Entries from a dataset >>
----------------
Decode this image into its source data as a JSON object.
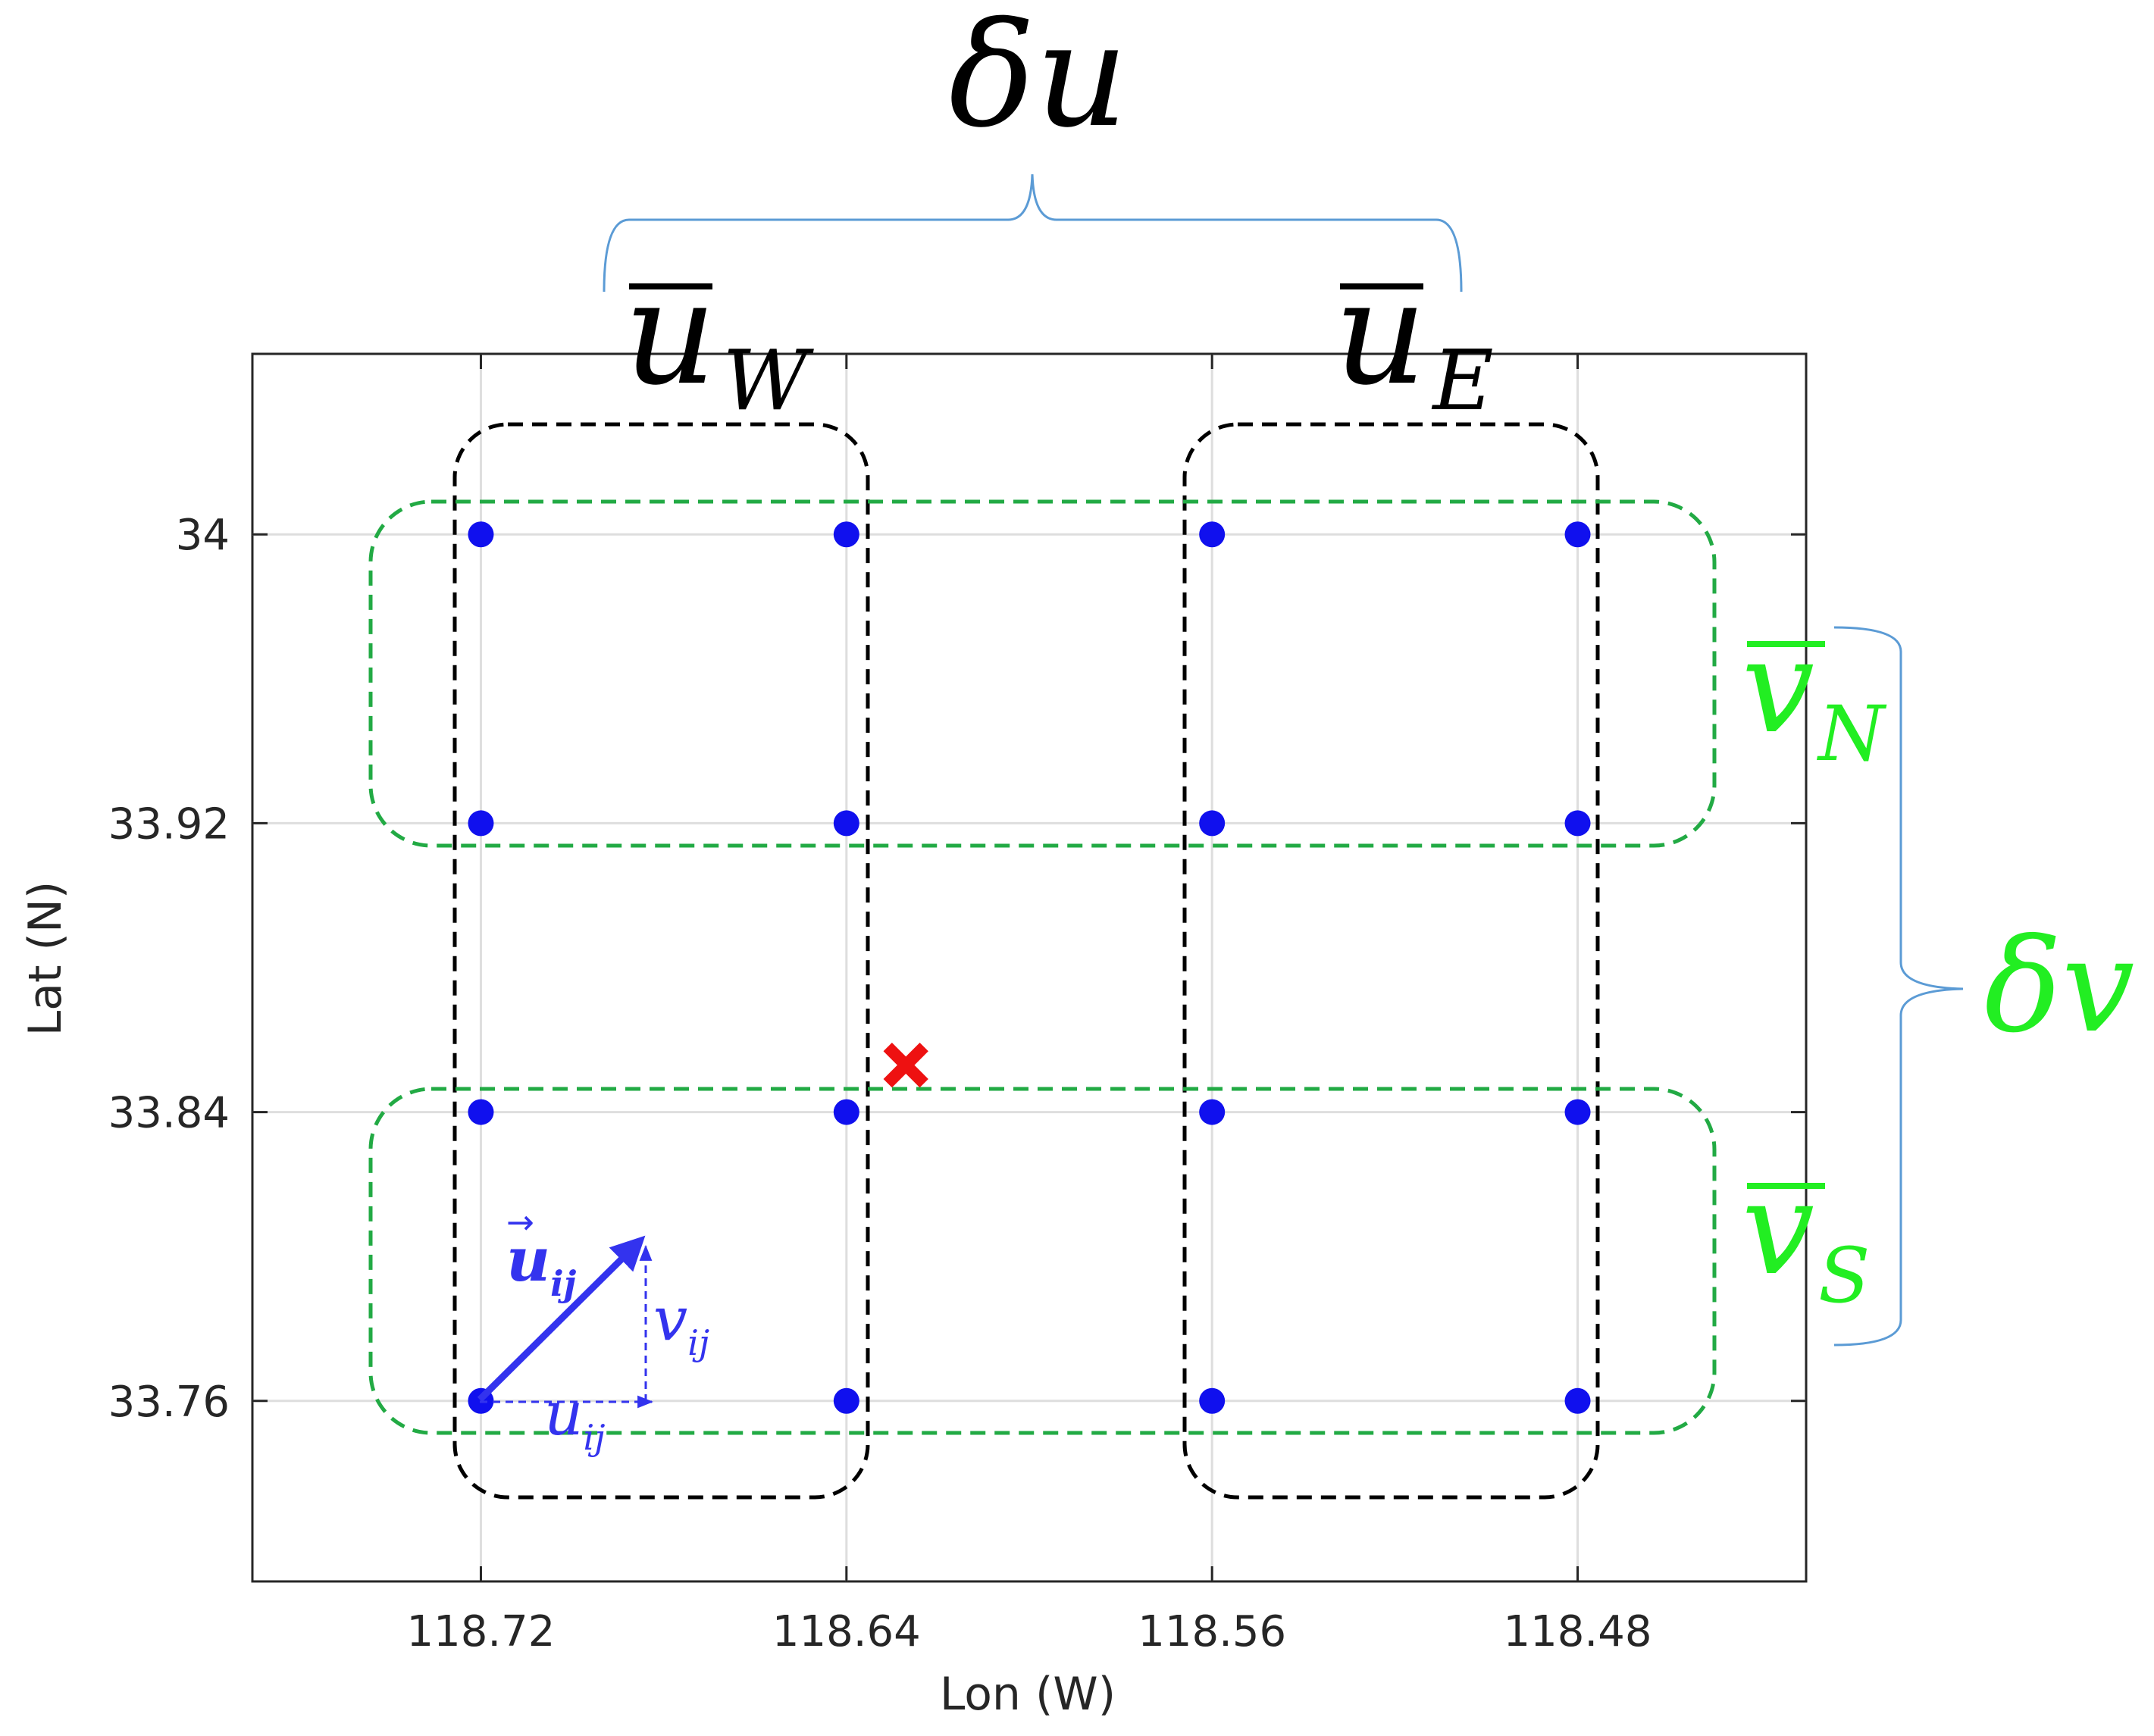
{
  "chart_data": {
    "type": "scatter",
    "xlabel": "Lon (W)",
    "ylabel": "Lat (N)",
    "x_ticks": [
      "118.72",
      "118.64",
      "118.56",
      "118.48"
    ],
    "y_ticks": [
      "34",
      "33.92",
      "33.84",
      "33.76"
    ],
    "xlim": [
      118.77,
      118.43
    ],
    "ylim": [
      33.71,
      34.05
    ],
    "x_reversed": true,
    "grid": true,
    "points": {
      "color": "#1010ee",
      "lon": [
        118.72,
        118.64,
        118.56,
        118.48
      ],
      "lat": [
        34.0,
        33.92,
        33.84,
        33.76
      ]
    },
    "target": {
      "lon": 118.627,
      "lat": 33.853,
      "color": "#ee1111",
      "marker": "x"
    },
    "groups": {
      "west_color": "#000000",
      "north_south_color": "#22aa44"
    },
    "annotations": {
      "delta_u": {
        "sym": "δ",
        "var": "u"
      },
      "u_west": {
        "var": "u",
        "sub": "W"
      },
      "u_east": {
        "var": "u",
        "sub": "E"
      },
      "delta_v": {
        "sym": "δ",
        "var": "v"
      },
      "v_north": {
        "var": "v",
        "sub": "N"
      },
      "v_south": {
        "var": "v",
        "sub": "S"
      },
      "vector_u": {
        "var": "u",
        "sub": "ij"
      },
      "component_u": {
        "var": "u",
        "sub": "ij"
      },
      "component_v": {
        "var": "v",
        "sub": "ij"
      },
      "brace_color": "#5b9bd5",
      "vector_color": "#3333ee"
    }
  }
}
----------------
What the task requires >>
Quote the entries above word for word. Leave the images out.

Output of the task >>
Decode this image into its source data as a JSON object.
{
  "chart_data": {
    "type": "scatter",
    "xlabel": "Lon (W)",
    "ylabel": "Lat (N)",
    "x_ticks": [
      "118.72",
      "118.64",
      "118.56",
      "118.48"
    ],
    "y_ticks": [
      "34",
      "33.92",
      "33.84",
      "33.76"
    ],
    "xlim": [
      118.77,
      118.43
    ],
    "ylim": [
      33.71,
      34.05
    ],
    "x_reversed": true,
    "grid": true,
    "points": {
      "color": "#1010ee",
      "lon": [
        118.72,
        118.64,
        118.56,
        118.48
      ],
      "lat": [
        34.0,
        33.92,
        33.84,
        33.76
      ]
    },
    "target": {
      "lon": 118.627,
      "lat": 33.853,
      "color": "#ee1111",
      "marker": "x"
    },
    "groups": {
      "west_color": "#000000",
      "north_south_color": "#22aa44"
    },
    "annotations": {
      "delta_u": {
        "sym": "δ",
        "var": "u"
      },
      "u_west": {
        "var": "u",
        "sub": "W"
      },
      "u_east": {
        "var": "u",
        "sub": "E"
      },
      "delta_v": {
        "sym": "δ",
        "var": "v"
      },
      "v_north": {
        "var": "v",
        "sub": "N"
      },
      "v_south": {
        "var": "v",
        "sub": "S"
      },
      "vector_u": {
        "var": "u",
        "sub": "ij"
      },
      "component_u": {
        "var": "u",
        "sub": "ij"
      },
      "component_v": {
        "var": "v",
        "sub": "ij"
      },
      "brace_color": "#5b9bd5",
      "vector_color": "#3333ee"
    }
  }
}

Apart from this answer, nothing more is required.